### CHALLENGE
Among the entries, which lines carry the string "wird"? Copy each of them.

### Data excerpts
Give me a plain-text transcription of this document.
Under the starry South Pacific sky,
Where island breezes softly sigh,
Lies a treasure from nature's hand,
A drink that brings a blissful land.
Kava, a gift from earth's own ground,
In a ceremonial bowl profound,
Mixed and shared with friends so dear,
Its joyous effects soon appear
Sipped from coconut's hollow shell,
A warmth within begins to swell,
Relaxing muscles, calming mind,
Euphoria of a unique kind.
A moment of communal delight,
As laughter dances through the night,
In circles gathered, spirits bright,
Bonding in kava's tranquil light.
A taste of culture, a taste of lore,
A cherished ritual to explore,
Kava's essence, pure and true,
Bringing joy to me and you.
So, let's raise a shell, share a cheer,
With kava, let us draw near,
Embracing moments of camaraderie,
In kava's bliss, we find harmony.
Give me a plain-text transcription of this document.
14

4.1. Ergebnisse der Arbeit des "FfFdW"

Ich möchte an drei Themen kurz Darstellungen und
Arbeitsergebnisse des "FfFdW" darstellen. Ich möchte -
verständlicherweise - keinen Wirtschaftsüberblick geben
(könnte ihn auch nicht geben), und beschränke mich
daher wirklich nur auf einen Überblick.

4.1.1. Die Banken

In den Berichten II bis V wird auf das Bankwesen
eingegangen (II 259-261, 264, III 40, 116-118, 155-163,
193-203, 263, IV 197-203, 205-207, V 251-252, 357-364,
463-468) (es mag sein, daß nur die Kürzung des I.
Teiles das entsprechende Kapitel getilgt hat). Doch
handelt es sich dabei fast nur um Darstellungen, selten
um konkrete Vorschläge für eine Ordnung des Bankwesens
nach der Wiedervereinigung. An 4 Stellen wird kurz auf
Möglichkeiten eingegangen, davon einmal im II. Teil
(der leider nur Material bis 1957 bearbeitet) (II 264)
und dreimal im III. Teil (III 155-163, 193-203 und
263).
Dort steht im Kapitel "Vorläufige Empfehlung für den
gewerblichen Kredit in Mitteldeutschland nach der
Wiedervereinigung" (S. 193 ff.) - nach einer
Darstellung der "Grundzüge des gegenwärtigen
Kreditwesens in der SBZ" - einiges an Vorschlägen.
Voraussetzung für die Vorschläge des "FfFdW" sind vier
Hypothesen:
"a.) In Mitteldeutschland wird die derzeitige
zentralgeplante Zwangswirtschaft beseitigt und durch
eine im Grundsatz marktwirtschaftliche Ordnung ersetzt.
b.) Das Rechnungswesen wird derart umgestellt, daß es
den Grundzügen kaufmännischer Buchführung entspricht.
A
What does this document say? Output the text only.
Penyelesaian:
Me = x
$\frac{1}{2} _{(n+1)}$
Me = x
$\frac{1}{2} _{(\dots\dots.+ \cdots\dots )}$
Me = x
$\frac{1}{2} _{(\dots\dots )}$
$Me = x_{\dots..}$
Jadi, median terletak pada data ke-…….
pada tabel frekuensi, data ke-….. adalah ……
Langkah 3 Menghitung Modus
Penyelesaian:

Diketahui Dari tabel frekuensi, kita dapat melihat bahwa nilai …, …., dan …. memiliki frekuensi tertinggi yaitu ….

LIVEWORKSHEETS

### RESULT BELOW
In den Berichten II bis V wird auf das Bankwesen
nach der Wiedervereinigung. An 4 Stellen wird kurz auf
"a.) In Mitteldeutschland wird die derzeitige
b.) Das Rechnungswesen wird derart umgestellt, daß es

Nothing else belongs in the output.